+++ Page excerpt
But... He may also have just been play acting. But it's not a "for fun" kind of thing. For a variety of reasons. I manage to pass off clearing spaces while looking normal (I've been out a long time), but I still do it (esp when stressed. ROFL...Got called on never standing in a doorway, but off to the side earlier this week! Some people do notice small things.). The same way drivers check mirrors and gauges. 99% good practice/ingrained 1% useful. Except a little more. A lot more if it's a stress reaction. I canst stand in a doorway without being in physical pain. I hate, hate, hate, hate it. I hate it even more when someone else does it. The only reason to stand in a doorway is to block it. At least in my head. So if I'm not belaying entry/exit? I'm not painting myself a target. Even if it's a kindergarten classroom. Just like you'd never write a racial epithet on your forehead, or strip naked and walk down the street singing free sex! Free sex!. Even if you knew nothing bad would come from it... Because you're in a "safe" place to do so. Um. No. Not gonna happen. Consciously. Unconsciously, you simply wash your face in the morning and get dressed.
++++++
+++ Provided data
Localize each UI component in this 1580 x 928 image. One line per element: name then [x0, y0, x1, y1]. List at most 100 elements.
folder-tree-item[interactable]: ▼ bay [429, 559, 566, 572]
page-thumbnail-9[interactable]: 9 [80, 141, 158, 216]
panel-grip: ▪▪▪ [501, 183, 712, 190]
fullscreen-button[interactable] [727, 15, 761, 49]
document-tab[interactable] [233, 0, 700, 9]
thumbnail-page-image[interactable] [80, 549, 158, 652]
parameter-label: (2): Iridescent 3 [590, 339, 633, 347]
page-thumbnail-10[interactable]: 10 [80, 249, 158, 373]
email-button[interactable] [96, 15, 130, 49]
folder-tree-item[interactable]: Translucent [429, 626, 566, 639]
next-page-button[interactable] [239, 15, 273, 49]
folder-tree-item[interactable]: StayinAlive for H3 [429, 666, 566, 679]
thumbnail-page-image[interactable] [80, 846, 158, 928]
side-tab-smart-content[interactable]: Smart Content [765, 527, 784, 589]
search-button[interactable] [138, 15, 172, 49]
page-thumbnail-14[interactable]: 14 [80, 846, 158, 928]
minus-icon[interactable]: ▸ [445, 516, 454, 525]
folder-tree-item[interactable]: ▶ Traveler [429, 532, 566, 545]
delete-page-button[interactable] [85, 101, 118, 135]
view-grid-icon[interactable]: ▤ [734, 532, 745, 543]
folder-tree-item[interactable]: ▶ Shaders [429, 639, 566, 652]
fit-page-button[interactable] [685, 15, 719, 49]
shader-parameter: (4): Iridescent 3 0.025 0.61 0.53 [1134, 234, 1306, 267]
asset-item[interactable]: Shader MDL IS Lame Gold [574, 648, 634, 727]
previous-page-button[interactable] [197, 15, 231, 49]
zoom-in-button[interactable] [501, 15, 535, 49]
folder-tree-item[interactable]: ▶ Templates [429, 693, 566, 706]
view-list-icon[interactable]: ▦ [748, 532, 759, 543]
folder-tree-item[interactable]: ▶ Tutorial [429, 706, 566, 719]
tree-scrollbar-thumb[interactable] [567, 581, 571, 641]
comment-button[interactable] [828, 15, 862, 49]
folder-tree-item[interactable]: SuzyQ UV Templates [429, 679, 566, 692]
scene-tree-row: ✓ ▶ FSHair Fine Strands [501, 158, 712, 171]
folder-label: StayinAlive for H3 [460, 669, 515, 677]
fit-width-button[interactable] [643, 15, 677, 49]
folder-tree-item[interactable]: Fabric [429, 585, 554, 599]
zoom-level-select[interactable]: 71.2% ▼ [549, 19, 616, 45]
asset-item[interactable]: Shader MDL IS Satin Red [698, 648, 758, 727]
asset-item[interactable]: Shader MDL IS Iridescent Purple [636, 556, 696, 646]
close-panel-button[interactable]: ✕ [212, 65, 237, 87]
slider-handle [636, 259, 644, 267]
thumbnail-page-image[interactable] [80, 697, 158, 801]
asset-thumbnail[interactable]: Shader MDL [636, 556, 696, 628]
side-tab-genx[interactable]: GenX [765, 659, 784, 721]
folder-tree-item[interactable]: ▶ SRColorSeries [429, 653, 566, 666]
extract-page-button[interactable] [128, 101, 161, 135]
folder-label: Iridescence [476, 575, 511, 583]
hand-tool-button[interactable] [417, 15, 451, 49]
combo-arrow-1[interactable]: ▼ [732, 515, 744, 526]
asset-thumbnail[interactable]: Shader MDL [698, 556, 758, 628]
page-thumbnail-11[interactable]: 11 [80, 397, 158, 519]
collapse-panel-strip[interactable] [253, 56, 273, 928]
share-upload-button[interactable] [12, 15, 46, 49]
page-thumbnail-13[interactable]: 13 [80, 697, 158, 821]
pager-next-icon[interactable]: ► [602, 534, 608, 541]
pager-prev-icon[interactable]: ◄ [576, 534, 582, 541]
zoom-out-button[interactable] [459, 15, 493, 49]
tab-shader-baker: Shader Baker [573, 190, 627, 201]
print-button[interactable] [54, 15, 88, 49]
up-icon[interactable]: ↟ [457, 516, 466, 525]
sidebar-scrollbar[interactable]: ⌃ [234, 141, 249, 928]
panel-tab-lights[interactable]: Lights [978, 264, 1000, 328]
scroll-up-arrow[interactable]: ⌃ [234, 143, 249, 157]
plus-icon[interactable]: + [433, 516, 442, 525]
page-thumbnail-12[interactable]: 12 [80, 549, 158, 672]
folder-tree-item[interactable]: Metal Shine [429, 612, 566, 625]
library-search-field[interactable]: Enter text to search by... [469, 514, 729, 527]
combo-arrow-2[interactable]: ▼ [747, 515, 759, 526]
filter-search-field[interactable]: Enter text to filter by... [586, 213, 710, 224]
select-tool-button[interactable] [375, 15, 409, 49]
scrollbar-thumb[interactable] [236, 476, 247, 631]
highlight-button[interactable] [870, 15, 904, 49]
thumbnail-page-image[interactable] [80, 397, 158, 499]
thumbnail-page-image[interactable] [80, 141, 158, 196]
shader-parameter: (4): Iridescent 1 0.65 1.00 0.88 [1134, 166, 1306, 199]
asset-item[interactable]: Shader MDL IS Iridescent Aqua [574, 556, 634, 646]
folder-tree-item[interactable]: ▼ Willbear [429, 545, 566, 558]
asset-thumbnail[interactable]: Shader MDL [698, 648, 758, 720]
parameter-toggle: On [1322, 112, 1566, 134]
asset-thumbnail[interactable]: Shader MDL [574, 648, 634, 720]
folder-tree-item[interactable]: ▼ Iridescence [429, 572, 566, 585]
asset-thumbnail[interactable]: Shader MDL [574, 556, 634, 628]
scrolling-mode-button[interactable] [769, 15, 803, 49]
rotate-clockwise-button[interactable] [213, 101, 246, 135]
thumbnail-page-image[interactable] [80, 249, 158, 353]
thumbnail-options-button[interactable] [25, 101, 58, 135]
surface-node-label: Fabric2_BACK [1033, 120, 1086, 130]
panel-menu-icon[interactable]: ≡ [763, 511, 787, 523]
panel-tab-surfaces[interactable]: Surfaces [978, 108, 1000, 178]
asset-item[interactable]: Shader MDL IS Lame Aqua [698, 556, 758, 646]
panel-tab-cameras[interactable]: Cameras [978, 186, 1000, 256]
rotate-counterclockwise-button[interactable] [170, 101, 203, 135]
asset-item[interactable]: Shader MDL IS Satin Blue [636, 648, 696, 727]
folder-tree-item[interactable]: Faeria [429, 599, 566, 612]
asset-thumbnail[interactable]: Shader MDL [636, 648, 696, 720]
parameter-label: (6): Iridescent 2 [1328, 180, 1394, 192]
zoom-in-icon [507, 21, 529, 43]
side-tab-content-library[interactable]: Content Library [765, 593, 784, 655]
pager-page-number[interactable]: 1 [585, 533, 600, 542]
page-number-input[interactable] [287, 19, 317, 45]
++++++
→ Work to complete
From the page excerpt, quote every sentence that mentions a doorway.

→ Result of this exercise
- "ROFL...Got called on never standing in a doorway, but off to the side earlier this week!"
- "I canst stand in a doorway without being in physical pain."
- "The only reason to stand in a doorway is to block it."